━━━ Listing ━━━
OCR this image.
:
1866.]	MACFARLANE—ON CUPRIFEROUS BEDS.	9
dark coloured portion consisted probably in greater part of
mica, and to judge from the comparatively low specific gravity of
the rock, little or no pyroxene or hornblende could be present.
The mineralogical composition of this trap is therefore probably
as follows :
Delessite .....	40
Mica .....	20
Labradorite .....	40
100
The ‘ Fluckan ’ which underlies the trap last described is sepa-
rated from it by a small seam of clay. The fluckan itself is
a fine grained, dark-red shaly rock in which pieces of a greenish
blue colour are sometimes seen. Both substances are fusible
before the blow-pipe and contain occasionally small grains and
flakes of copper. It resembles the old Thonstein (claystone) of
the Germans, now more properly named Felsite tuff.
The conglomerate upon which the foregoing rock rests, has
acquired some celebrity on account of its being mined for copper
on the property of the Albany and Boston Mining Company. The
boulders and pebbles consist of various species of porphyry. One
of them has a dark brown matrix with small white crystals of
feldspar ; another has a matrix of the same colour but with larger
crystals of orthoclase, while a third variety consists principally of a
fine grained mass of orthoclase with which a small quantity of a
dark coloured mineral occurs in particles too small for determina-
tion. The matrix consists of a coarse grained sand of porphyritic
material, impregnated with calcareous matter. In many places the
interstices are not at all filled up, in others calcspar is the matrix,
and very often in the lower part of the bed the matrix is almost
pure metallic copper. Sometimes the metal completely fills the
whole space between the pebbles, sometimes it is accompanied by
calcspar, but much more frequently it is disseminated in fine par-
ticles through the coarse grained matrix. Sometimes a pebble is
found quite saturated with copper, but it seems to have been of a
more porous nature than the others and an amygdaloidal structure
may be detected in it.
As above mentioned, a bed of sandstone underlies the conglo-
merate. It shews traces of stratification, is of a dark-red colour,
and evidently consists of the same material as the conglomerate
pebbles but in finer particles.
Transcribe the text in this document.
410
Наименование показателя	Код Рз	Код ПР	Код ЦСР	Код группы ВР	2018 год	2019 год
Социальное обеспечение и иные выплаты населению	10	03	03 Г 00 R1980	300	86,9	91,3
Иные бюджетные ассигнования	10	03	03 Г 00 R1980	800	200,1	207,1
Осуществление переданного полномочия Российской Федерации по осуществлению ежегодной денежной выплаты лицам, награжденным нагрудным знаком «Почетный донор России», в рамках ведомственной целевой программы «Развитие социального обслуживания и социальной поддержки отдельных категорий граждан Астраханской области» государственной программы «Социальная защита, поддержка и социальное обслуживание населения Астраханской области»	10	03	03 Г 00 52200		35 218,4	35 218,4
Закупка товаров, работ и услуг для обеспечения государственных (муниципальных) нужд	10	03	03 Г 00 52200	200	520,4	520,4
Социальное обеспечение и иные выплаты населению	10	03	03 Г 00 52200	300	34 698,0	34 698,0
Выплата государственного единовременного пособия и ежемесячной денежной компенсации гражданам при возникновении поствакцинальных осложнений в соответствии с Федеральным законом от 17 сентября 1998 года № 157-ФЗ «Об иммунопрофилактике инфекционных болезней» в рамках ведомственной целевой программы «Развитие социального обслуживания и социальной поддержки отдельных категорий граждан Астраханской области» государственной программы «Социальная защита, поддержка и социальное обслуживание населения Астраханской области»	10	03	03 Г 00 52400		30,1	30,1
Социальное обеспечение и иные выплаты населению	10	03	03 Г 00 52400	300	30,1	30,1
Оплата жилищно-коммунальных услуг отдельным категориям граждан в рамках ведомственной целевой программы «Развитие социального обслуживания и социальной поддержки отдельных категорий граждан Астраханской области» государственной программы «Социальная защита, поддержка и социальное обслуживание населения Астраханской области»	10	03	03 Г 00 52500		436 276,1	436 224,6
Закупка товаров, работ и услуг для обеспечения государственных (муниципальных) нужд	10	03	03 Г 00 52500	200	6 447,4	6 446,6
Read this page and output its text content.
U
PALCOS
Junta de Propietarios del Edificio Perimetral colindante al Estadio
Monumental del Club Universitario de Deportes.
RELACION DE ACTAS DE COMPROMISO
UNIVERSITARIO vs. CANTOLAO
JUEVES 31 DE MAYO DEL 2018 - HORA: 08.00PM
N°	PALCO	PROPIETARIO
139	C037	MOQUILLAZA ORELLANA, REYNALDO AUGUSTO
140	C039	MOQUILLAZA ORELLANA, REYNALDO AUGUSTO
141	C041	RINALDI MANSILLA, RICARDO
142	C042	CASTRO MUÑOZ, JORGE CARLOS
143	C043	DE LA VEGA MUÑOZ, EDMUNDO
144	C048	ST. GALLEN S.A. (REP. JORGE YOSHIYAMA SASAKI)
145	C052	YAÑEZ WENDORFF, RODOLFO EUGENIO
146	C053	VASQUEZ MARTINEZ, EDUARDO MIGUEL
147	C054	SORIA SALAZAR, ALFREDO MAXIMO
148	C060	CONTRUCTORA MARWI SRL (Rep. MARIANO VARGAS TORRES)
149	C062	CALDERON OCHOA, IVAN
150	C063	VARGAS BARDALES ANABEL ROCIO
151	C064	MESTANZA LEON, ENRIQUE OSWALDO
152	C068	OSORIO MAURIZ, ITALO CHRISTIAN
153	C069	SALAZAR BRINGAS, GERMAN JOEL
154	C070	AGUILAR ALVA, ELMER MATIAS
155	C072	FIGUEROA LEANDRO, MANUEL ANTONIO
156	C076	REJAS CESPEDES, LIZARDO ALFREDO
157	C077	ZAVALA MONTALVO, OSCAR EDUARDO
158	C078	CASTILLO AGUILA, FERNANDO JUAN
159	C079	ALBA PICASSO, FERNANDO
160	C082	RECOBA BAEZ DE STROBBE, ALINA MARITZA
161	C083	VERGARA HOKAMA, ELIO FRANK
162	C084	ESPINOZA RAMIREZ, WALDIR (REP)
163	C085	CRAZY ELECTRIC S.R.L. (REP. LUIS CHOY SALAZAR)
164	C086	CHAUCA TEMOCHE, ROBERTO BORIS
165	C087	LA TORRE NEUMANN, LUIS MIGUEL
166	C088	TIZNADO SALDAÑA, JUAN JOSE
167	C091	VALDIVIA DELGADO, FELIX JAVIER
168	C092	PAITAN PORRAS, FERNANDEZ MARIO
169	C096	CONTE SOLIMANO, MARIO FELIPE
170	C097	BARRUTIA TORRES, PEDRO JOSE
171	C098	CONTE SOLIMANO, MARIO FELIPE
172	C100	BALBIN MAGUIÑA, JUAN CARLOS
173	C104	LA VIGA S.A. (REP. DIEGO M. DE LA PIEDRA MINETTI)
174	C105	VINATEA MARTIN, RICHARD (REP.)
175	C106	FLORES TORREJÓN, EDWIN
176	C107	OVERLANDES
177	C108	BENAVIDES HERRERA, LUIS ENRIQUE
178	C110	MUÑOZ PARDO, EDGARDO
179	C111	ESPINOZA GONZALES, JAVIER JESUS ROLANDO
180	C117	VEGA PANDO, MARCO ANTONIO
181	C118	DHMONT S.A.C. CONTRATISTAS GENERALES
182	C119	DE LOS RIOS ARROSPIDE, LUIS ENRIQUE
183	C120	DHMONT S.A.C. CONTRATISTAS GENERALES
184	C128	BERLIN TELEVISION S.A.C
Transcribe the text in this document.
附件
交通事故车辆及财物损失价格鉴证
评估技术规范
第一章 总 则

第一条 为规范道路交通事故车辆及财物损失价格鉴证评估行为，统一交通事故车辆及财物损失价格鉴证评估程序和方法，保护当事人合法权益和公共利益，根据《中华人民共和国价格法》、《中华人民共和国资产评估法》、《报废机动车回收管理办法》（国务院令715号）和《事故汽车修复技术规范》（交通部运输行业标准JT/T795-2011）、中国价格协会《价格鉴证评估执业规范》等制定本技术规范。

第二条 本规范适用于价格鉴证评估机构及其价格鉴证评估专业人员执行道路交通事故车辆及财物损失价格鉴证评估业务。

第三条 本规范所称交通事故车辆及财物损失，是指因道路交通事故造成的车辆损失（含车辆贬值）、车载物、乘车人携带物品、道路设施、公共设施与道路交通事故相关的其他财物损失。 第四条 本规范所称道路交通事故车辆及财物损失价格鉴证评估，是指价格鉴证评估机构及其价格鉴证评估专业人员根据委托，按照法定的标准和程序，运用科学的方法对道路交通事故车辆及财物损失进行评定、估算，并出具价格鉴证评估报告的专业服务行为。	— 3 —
━━━
◆ Task objective:
From the entries above, return each line with the word "trap" in it.

◆ Complete response:
The mineralogical composition of this trap is therefore probably
The ‘ Fluckan ’ which underlies the trap last described is sepa-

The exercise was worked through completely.